LISTED ENTRIES:
##############################

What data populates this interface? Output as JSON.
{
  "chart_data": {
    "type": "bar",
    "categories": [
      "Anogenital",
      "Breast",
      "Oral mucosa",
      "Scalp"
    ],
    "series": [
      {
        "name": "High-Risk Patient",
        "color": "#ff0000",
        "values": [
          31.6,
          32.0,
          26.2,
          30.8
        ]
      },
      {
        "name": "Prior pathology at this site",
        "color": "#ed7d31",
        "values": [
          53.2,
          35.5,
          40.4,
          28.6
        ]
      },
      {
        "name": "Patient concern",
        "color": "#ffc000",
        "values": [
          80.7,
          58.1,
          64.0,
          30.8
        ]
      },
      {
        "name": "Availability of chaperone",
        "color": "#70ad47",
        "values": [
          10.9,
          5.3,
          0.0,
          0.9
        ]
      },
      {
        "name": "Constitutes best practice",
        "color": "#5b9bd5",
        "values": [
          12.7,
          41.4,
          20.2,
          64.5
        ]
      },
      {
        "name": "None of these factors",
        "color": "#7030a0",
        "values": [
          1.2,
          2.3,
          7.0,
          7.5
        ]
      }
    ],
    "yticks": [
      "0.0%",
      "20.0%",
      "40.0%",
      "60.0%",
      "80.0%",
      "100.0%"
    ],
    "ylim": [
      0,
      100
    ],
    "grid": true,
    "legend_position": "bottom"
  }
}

##############################

THE EXERCISE:
The records above must be repeated exactly, every one of them.

RESPONSE TO THE EXERCISE:
What data populates this interface? Output as JSON.
{
  "chart_data": {
    "type": "bar",
    "categories": [
      "Anogenital",
      "Breast",
      "Oral mucosa",
      "Scalp"
    ],
    "series": [
      {
        "name": "High-Risk Patient",
        "color": "#ff0000",
        "values": [
          31.6,
          32.0,
          26.2,
          30.8
        ]
      },
      {
        "name": "Prior pathology at this site",
        "color": "#ed7d31",
        "values": [
          53.2,
          35.5,
          40.4,
          28.6
        ]
      },
      {
        "name": "Patient concern",
        "color": "#ffc000",
        "values": [
          80.7,
          58.1,
          64.0,
          30.8
        ]
      },
      {
        "name": "Availability of chaperone",
        "color": "#70ad47",
        "values": [
          10.9,
          5.3,
          0.0,
          0.9
        ]
      },
      {
        "name": "Constitutes best practice",
        "color": "#5b9bd5",
        "values": [
          12.7,
          41.4,
          20.2,
          64.5
        ]
      },
      {
        "name": "None of these factors",
        "color": "#7030a0",
        "values": [
          1.2,
          2.3,
          7.0,
          7.5
        ]
      }
    ],
    "yticks": [
      "0.0%",
      "20.0%",
      "40.0%",
      "60.0%",
      "80.0%",
      "100.0%"
    ],
    "ylim": [
      0,
      100
    ],
    "grid": true,
    "legend_position": "bottom"
  }
}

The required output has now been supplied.